_Written problem:_ From the listing that follows, output everything exactly except the pictures.

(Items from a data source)
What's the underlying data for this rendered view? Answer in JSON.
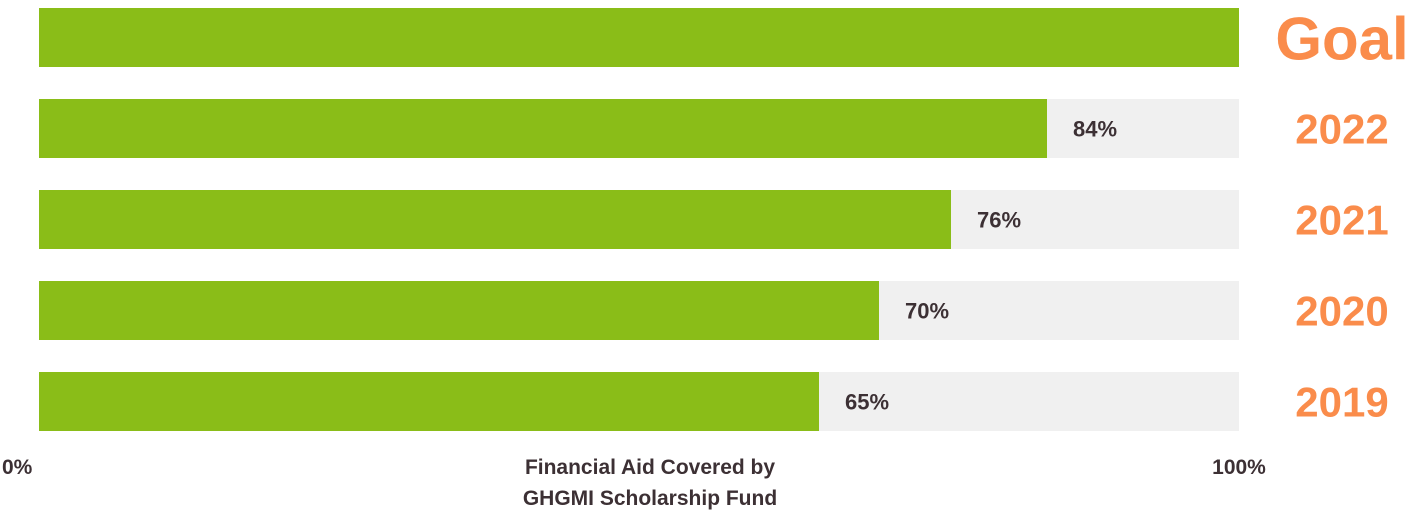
{
  "chart_data": {
    "type": "bar",
    "orientation": "horizontal",
    "categories": [
      "Goal",
      "2022",
      "2021",
      "2020",
      "2019"
    ],
    "values": [
      100,
      84,
      76,
      70,
      65
    ],
    "data_labels": [
      "",
      "84%",
      "76%",
      "70%",
      "65%"
    ],
    "xlim": [
      0,
      100
    ],
    "x_tick_labels": [
      "0%",
      "100%"
    ],
    "xlabel_lines": [
      "Financial Aid Covered by",
      "GHGMI Scholarship Fund"
    ],
    "legend": "none",
    "grid": false,
    "colors": {
      "bar": "#8abd18",
      "track": "#f0f0f0",
      "category_label": "#fa8c4b",
      "text": "#3c3034"
    }
  }
}
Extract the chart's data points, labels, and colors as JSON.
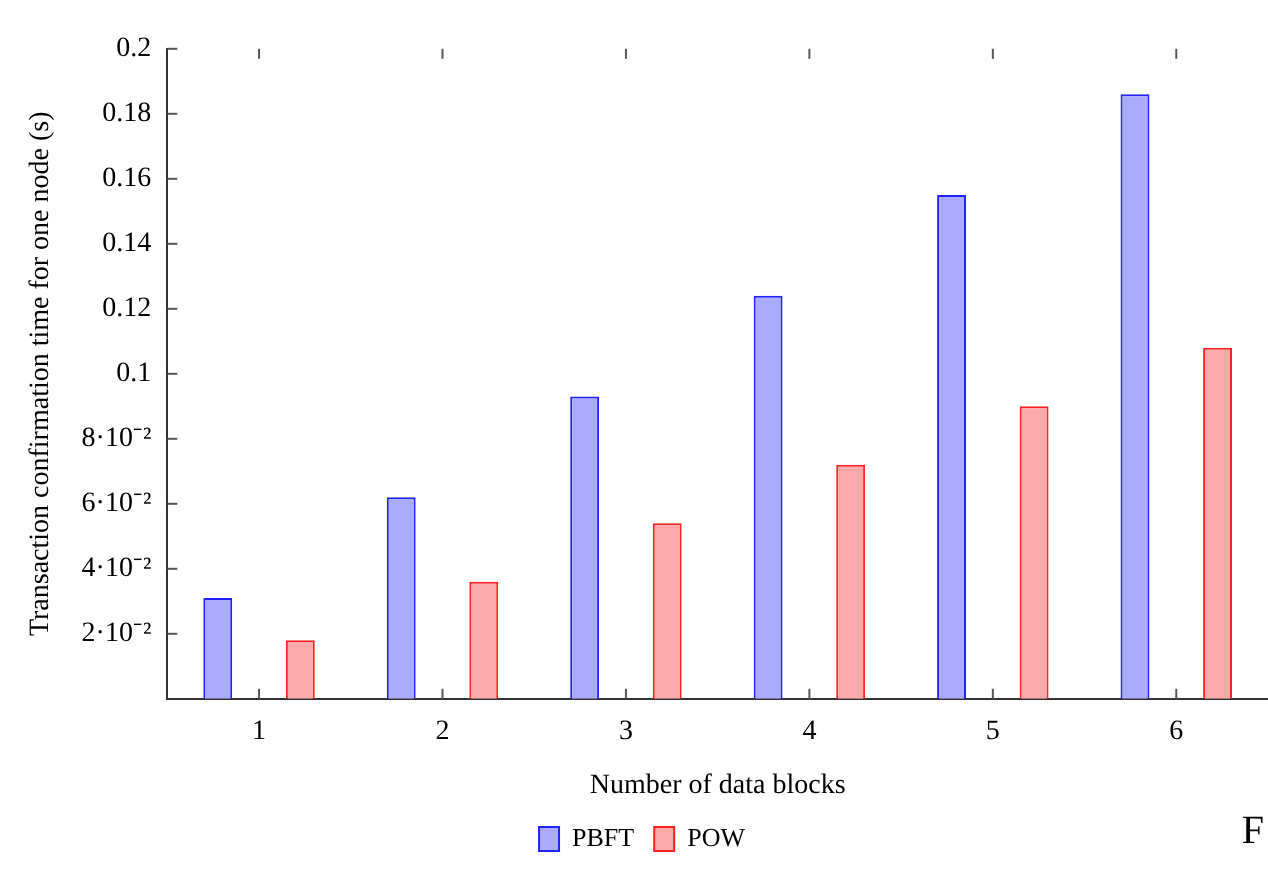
{
  "chart_data": {
    "type": "bar",
    "xlabel": "Number of data blocks",
    "ylabel": "Transaction confirmation time for one node (s)",
    "categories": [
      "1",
      "2",
      "3",
      "4",
      "5",
      "6"
    ],
    "series": [
      {
        "name": "PBFT",
        "color": "#aaaaff",
        "values": [
          0.031,
          0.062,
          0.093,
          0.124,
          0.155,
          0.186
        ]
      },
      {
        "name": "POW",
        "color": "#ffaaaa",
        "values": [
          0.018,
          0.036,
          0.054,
          0.072,
          0.09,
          0.108
        ]
      }
    ],
    "ylim": [
      0,
      0.2
    ],
    "yticks": [
      {
        "value": 0.02,
        "label": "2·10⁻²"
      },
      {
        "value": 0.04,
        "label": "4·10⁻²"
      },
      {
        "value": 0.06,
        "label": "6·10⁻²"
      },
      {
        "value": 0.08,
        "label": "8·10⁻²"
      },
      0.1,
      0.12,
      0.14,
      0.16,
      0.18,
      0.2
    ],
    "grid": false,
    "legend": "bottom",
    "annotations": [
      "F"
    ]
  }
}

_Answer below:_
What's the underlying data for this rendered view? Answer in JSON.
{
  "chart_data": {
    "type": "bar",
    "orientation": "horizontal",
    "categories": [
      "Goal",
      "2022",
      "2021",
      "2020",
      "2019"
    ],
    "values": [
      100,
      84,
      76,
      70,
      65
    ],
    "data_labels": [
      "",
      "84%",
      "76%",
      "70%",
      "65%"
    ],
    "xlim": [
      0,
      100
    ],
    "x_tick_labels": [
      "0%",
      "100%"
    ],
    "xlabel_lines": [
      "Financial Aid Covered by",
      "GHGMI Scholarship Fund"
    ],
    "legend": "none",
    "grid": false,
    "colors": {
      "bar": "#8abd18",
      "track": "#f0f0f0",
      "category_label": "#fa8c4b",
      "text": "#3c3034"
    }
  }
}
Extract the chart's data points, labels, and colors as JSON.
{
  "chart_data": {
    "type": "bar",
    "xlabel": "Number of data blocks",
    "ylabel": "Transaction confirmation time for one node (s)",
    "categories": [
      "1",
      "2",
      "3",
      "4",
      "5",
      "6"
    ],
    "series": [
      {
        "name": "PBFT",
        "color": "#aaaaff",
        "values": [
          0.031,
          0.062,
          0.093,
          0.124,
          0.155,
          0.186
        ]
      },
      {
        "name": "POW",
        "color": "#ffaaaa",
        "values": [
          0.018,
          0.036,
          0.054,
          0.072,
          0.09,
          0.108
        ]
      }
    ],
    "ylim": [
      0,
      0.2
    ],
    "yticks": [
      {
        "value": 0.02,
        "label": "2·10⁻²"
      },
      {
        "value": 0.04,
        "label": "4·10⁻²"
      },
      {
        "value": 0.06,
        "label": "6·10⁻²"
      },
      {
        "value": 0.08,
        "label": "8·10⁻²"
      },
      0.1,
      0.12,
      0.14,
      0.16,
      0.18,
      0.2
    ],
    "grid": false,
    "legend": "bottom",
    "annotations": [
      "F"
    ]
  }
}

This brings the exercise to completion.